# Brief:
Find all the lines with "Book" and gather them.

# Data to use:
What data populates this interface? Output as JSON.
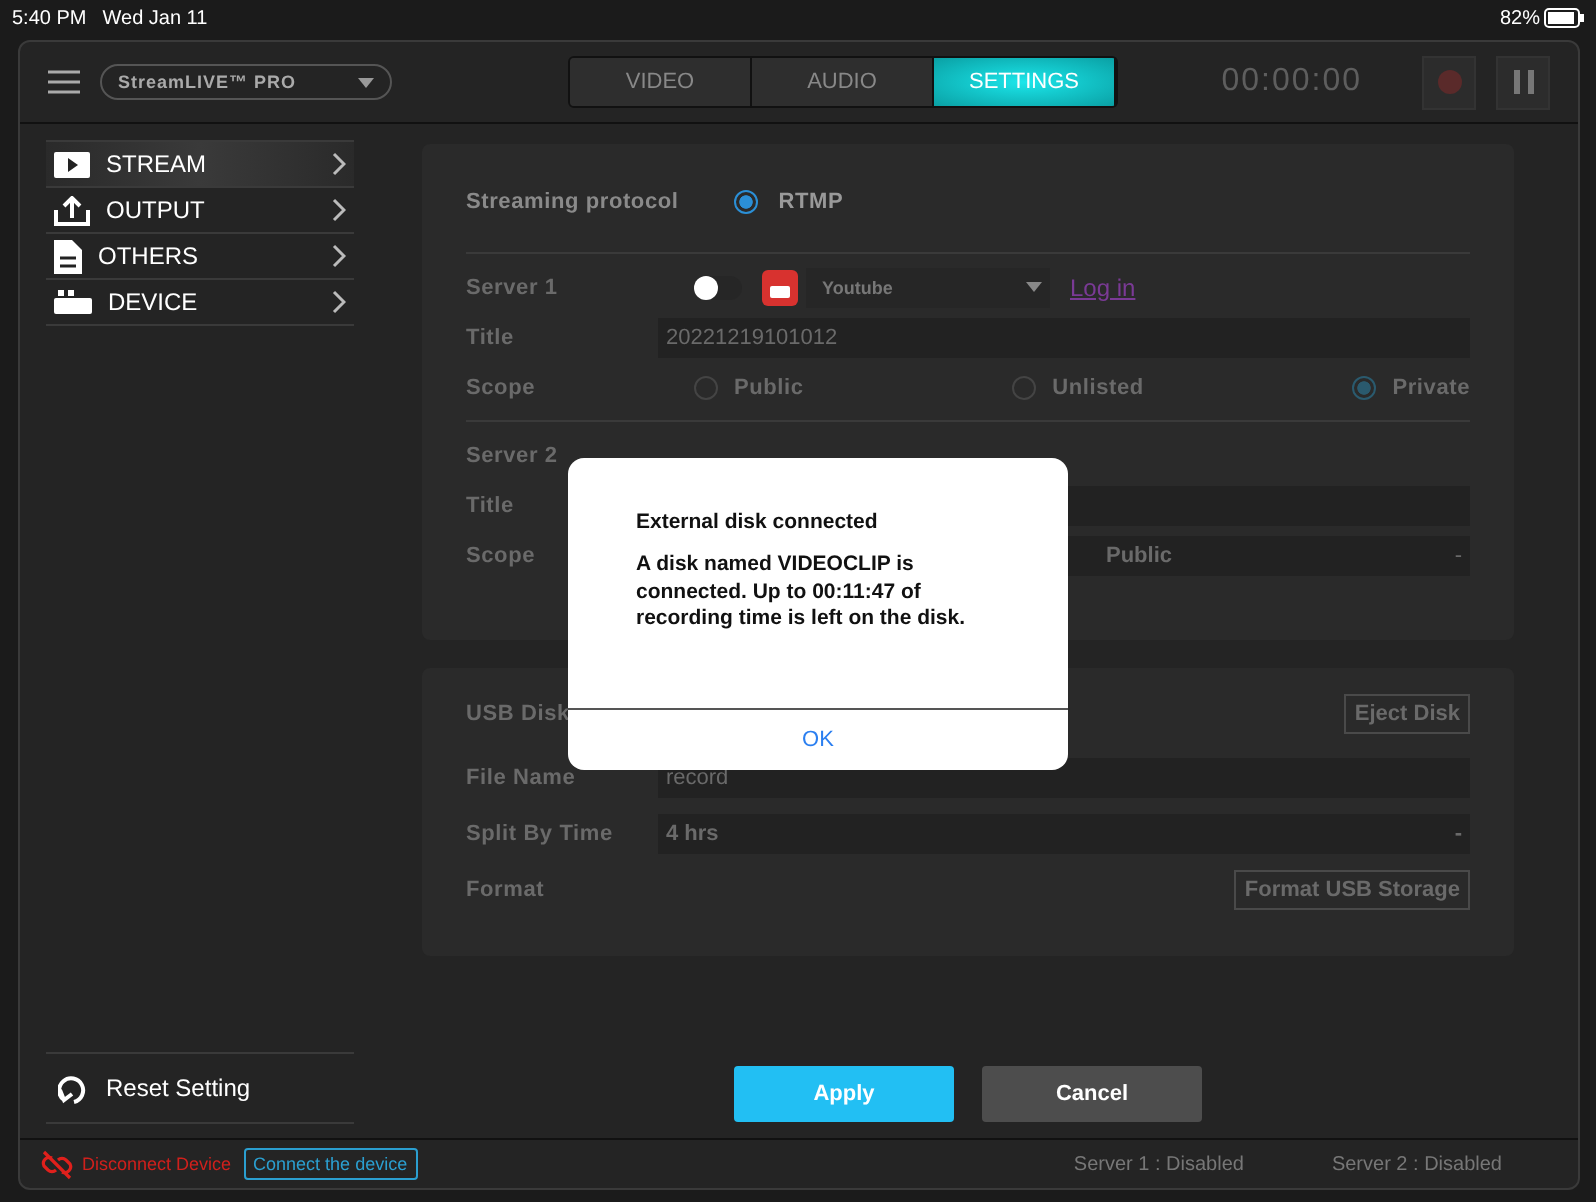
{
  "status_bar": {
    "time": "5:40 PM",
    "date": "Wed Jan 11",
    "battery": "82%"
  },
  "toolbar": {
    "device": "StreamLIVE™ PRO",
    "timer": "00:00:00"
  },
  "tabs": [
    {
      "label": "VIDEO",
      "selected": false
    },
    {
      "label": "AUDIO",
      "selected": false
    },
    {
      "label": "SETTINGS",
      "selected": true
    }
  ],
  "sidebar": {
    "items": [
      {
        "label": "STREAM",
        "kind": "stream",
        "selected": true
      },
      {
        "label": "OUTPUT",
        "kind": "output",
        "selected": false
      },
      {
        "label": "OTHERS",
        "kind": "others",
        "selected": false
      },
      {
        "label": "DEVICE",
        "kind": "device",
        "selected": false
      }
    ],
    "reset": "Reset Setting"
  },
  "stream_panel": {
    "protocol_label": "Streaming protocol",
    "protocol": "RTMP",
    "protocol_selected": true,
    "server1": {
      "label": "Server 1",
      "on": false,
      "platform": "Youtube",
      "login": "Log in",
      "title_label": "Title",
      "title": "20221219101012",
      "scope_label": "Scope",
      "scopes": [
        {
          "label": "Public",
          "selected": false
        },
        {
          "label": "Unlisted",
          "selected": false
        },
        {
          "label": "Private",
          "selected": true
        }
      ]
    },
    "server2": {
      "label": "Server 2",
      "title_label": "Title",
      "scope_label": "Scope",
      "scope": "Public",
      "scope_caret": "-"
    }
  },
  "usb_panel": {
    "disk_label": "USB Disk",
    "eject": "Eject Disk",
    "file_name_label": "File Name",
    "file_name": "record",
    "split_label": "Split By Time",
    "split": "4 hrs",
    "split_caret": "-",
    "format_label": "Format",
    "format_button": "Format USB Storage"
  },
  "buttons": [
    {
      "label": "Apply",
      "kind": "primary"
    },
    {
      "label": "Cancel",
      "kind": "secondary"
    }
  ],
  "footer": {
    "device_status": "Disconnect Device",
    "connect": "Connect the device",
    "server1": "Server 1 :  Disabled",
    "server2": "Server 2 :  Disabled"
  },
  "dialog": {
    "title": "External disk connected",
    "message": "A disk named VIDEOCLIP is connected. Up to 00:11:47 of recording time is left on the disk.",
    "ok": "OK"
  }
}
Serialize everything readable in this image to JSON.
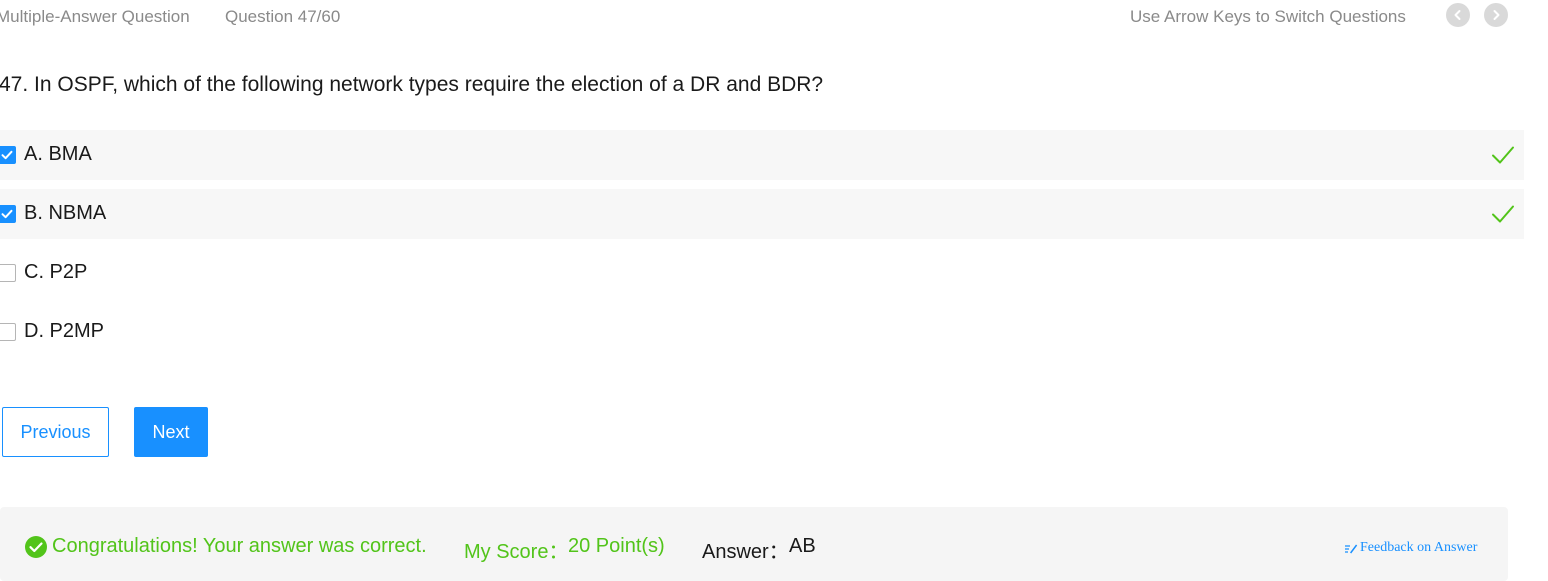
{
  "header": {
    "question_type": "Multiple-Answer Question",
    "question_count": "Question 47/60",
    "keyboard_hint": "Use Arrow Keys to Switch Questions"
  },
  "question": {
    "text": "47. In OSPF, which of the following network types require the election of a DR and BDR?",
    "options": [
      {
        "label": "A. BMA",
        "checked": true,
        "correct": true
      },
      {
        "label": "B. NBMA",
        "checked": true,
        "correct": true
      },
      {
        "label": "C. P2P",
        "checked": false,
        "correct": false
      },
      {
        "label": "D. P2MP",
        "checked": false,
        "correct": false
      }
    ]
  },
  "actions": {
    "previous_label": "Previous",
    "next_label": "Next"
  },
  "result": {
    "message": "Congratulations! Your answer was correct.",
    "score_label": "My Score：",
    "score_value": "20 Point(s)",
    "answer_label": "Answer：",
    "answer_value": "AB",
    "feedback_label": "Feedback on Answer"
  },
  "colors": {
    "accent": "#1890ff",
    "success": "#52c41a",
    "muted_text": "#8a8a8a",
    "nav_circle": "#d9d9d9"
  }
}
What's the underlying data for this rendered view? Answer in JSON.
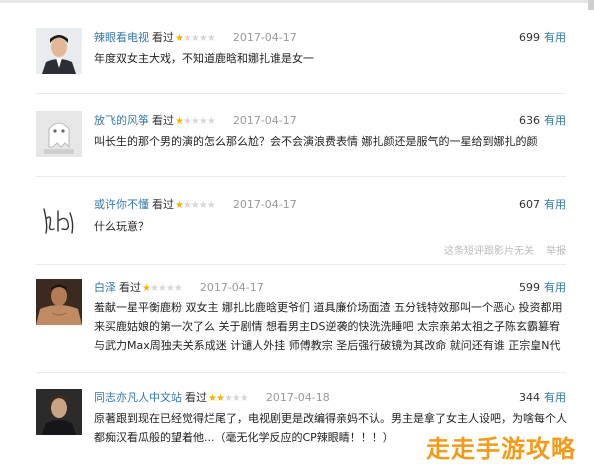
{
  "comments": [
    {
      "user": "辣眼看电视",
      "action": "看过",
      "rating": 1,
      "date": "2017-04-17",
      "votes": "699",
      "useful": "有用",
      "text": "年度双女主大戏，不知道鹿晗和娜扎谁是女一"
    },
    {
      "user": "放飞的风筝",
      "action": "看过",
      "rating": 1,
      "date": "2017-04-17",
      "votes": "636",
      "useful": "有用",
      "text": "叫长生的那个男的演的怎么那么尬？会不会演浪费表情 娜扎颜还是服气的一星给到娜扎的颜"
    },
    {
      "user": "或许你不懂",
      "action": "看过",
      "rating": 1,
      "date": "2017-04-17",
      "votes": "607",
      "useful": "有用",
      "text": "什么玩意？",
      "extra": [
        "这条短评跟影片无关",
        "举报"
      ]
    },
    {
      "user": "白泽",
      "action": "看过",
      "rating": 1,
      "date": "2017-04-17",
      "votes": "599",
      "useful": "有用",
      "text": "羞献一星平衡鹿粉 双女主 娜扎比鹿晗更爷们 道具廉价场面渣 五分钱特效那叫一个恶心 投资都用来买鹿姑娘的第一次了么 关于剧情 想看男主DS逆袭的快洗洗睡吧 太宗亲弟太祖之子陈玄霸篡宥 与武力Max周独夫关系成迷 计谴人外挂 师傅教宗 圣后强行破镜为其改命 就问还有谁 正宗皇N代"
    },
    {
      "user": "同志亦凡人中文站",
      "action": "看过",
      "rating": 2,
      "date": "2017-04-18",
      "votes": "344",
      "useful": "有用",
      "text": "原著跟到现在已经觉得烂尾了，电视剧更是改编得亲妈不认。男主是拿了女主人设吧，为啥每个人都痴汉看瓜般的望着他...（毫无化学反应的CP辣眼睛！！！）"
    }
  ],
  "watermark": "走走手游攻略",
  "colors": {
    "user_link": "#3377aa",
    "star_on": "#f5b400",
    "star_off": "#d6d6d6",
    "date": "#999999",
    "watermark": "#f39a1a"
  },
  "icons": [
    "avatar-man-suit",
    "avatar-ghost-cartoon",
    "avatar-signature",
    "avatar-shirtless",
    "avatar-man-dark"
  ]
}
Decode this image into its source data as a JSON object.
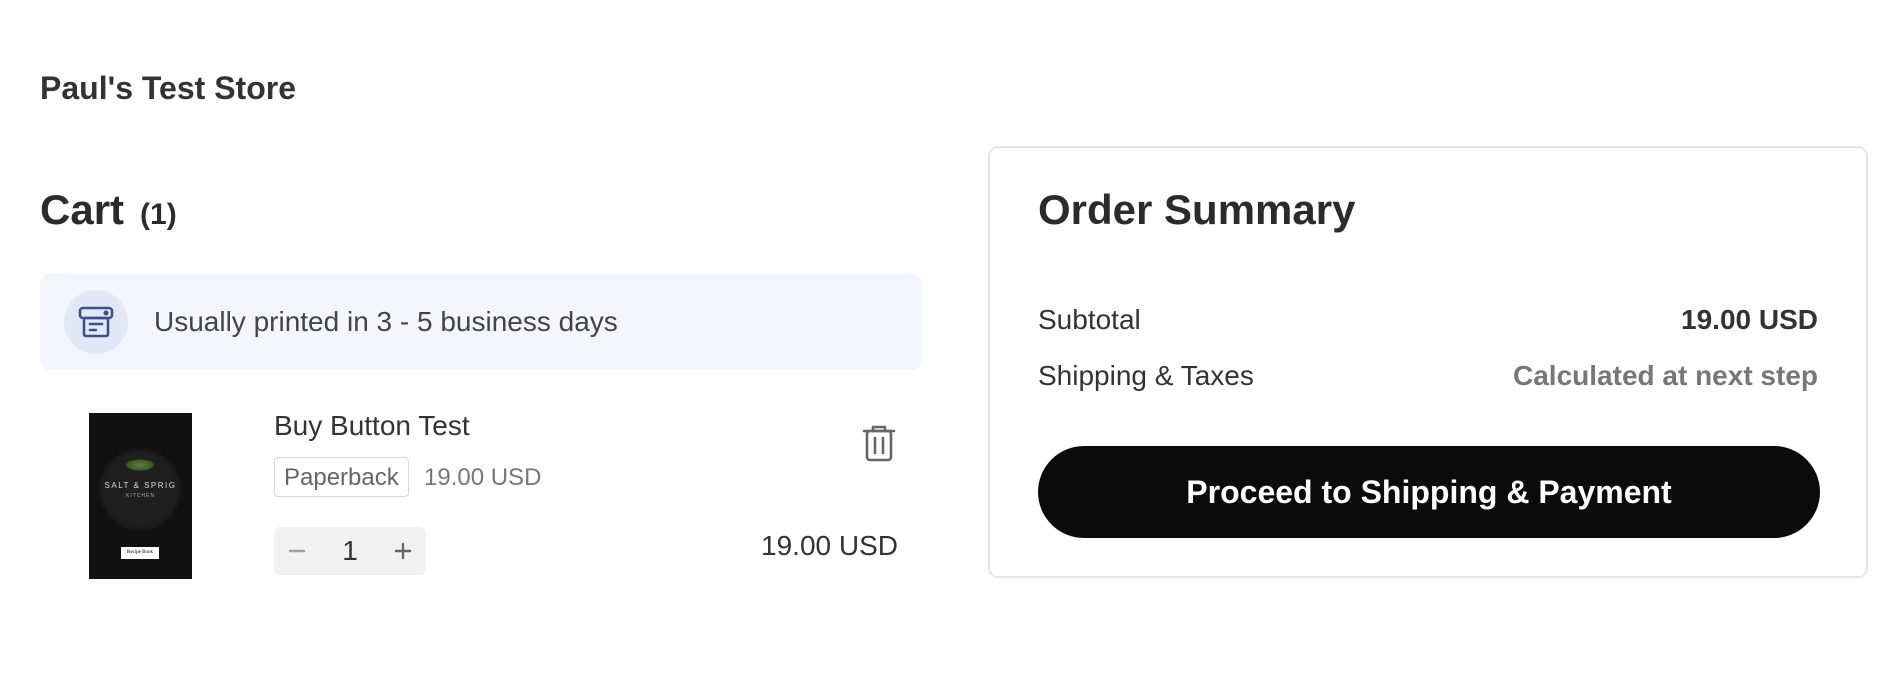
{
  "store": {
    "name": "Paul's Test Store"
  },
  "cart": {
    "title": "Cart",
    "count": "(1)",
    "banner": {
      "icon": "printer-icon",
      "text": "Usually printed in 3 - 5 business days"
    },
    "items": [
      {
        "name": "Buy Button Test",
        "format": "Paperback",
        "unit_price": "19.00 USD",
        "quantity": "1",
        "line_total": "19.00 USD",
        "cover": {
          "brand": "SALT & SPRIG",
          "sub": "KITCHEN",
          "label": "Recipe Book"
        },
        "decrement_icon": "minus-icon",
        "increment_icon": "plus-icon",
        "remove_icon": "trash-icon"
      }
    ]
  },
  "summary": {
    "title": "Order Summary",
    "subtotal_label": "Subtotal",
    "subtotal_value": "19.00 USD",
    "shipping_label": "Shipping & Taxes",
    "shipping_value": "Calculated at next step",
    "checkout_label": "Proceed to Shipping & Payment"
  },
  "colors": {
    "banner_bg": "#f3f6fd",
    "icon_accent": "#3b4f8c",
    "button_bg": "#0b0b0b",
    "muted_text": "#777777"
  }
}
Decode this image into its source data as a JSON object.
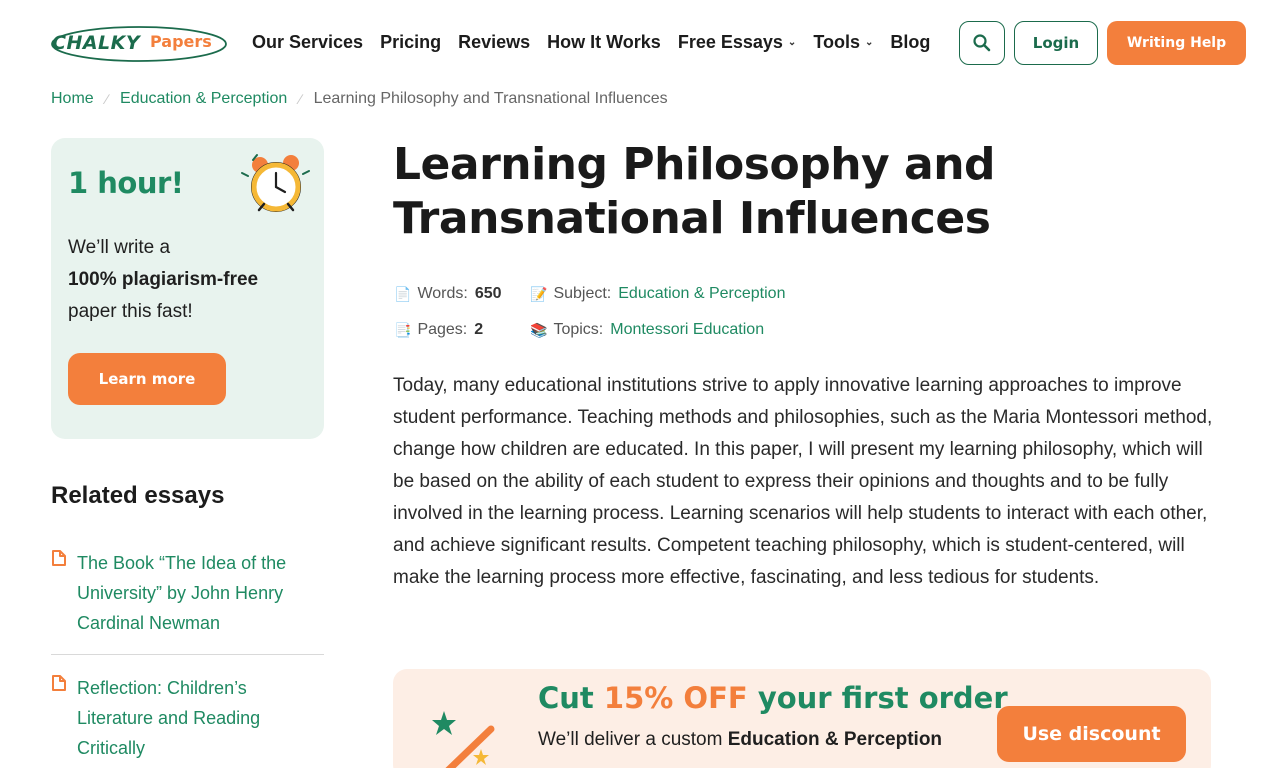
{
  "brand": {
    "logo_part1": "CHALKY",
    "logo_part2": "Papers",
    "green": "#1b6b4c",
    "orange": "#f37f3c"
  },
  "nav": {
    "items": [
      {
        "label": "Our Services",
        "dropdown": false
      },
      {
        "label": "Pricing",
        "dropdown": false
      },
      {
        "label": "Reviews",
        "dropdown": false
      },
      {
        "label": "How It Works",
        "dropdown": false
      },
      {
        "label": "Free Essays",
        "dropdown": true
      },
      {
        "label": "Tools",
        "dropdown": true
      },
      {
        "label": "Blog",
        "dropdown": false
      }
    ],
    "search_icon": "search-icon",
    "login_label": "Login",
    "cta_label": "Writing Help"
  },
  "breadcrumb": {
    "home": "Home",
    "category": "Education & Perception",
    "current": "Learning Philosophy and Transnational Influences"
  },
  "promo": {
    "title": "1 hour!",
    "line1": "We’ll write a",
    "line2_bold": "100% plagiarism-free",
    "line3": "paper this fast!",
    "button": "Learn more"
  },
  "related": {
    "title": "Related essays",
    "items": [
      "The Book “The Idea of the University” by John Henry Cardinal Newman",
      "Reflection: Children’s Literature and Reading Critically"
    ]
  },
  "article": {
    "title": "Learning Philosophy and Transnational Influences",
    "meta": {
      "words_label": "Words:",
      "words_value": "650",
      "pages_label": "Pages:",
      "pages_value": "2",
      "subject_label": "Subject:",
      "subject_value": "Education & Perception",
      "topics_label": "Topics:",
      "topics_value": "Montessori Education"
    },
    "body": "Today, many educational institutions strive to apply innovative learning approaches to improve student performance. Teaching methods and philosophies, such as the Maria Montessori method, change how children are educated. In this paper, I will present my learning philosophy, which will be based on the ability of each student to express their opinions and thoughts and to be fully involved in the learning process. Learning scenarios will help students to interact with each other, and achieve significant results. Competent teaching philosophy, which is student-centered, will make the learning process more effective, fascinating, and less tedious for students."
  },
  "discount": {
    "title_prefix": "Cut",
    "title_accent": "15% OFF",
    "title_suffix": "your first order",
    "sub_prefix": "We’ll deliver a custom",
    "sub_bold": "Education & Perception",
    "button": "Use discount"
  }
}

# Task solution:
          "label": "Recipe Book"
      "The Book “The Idea of the University” by John Henry Cardinal Newman",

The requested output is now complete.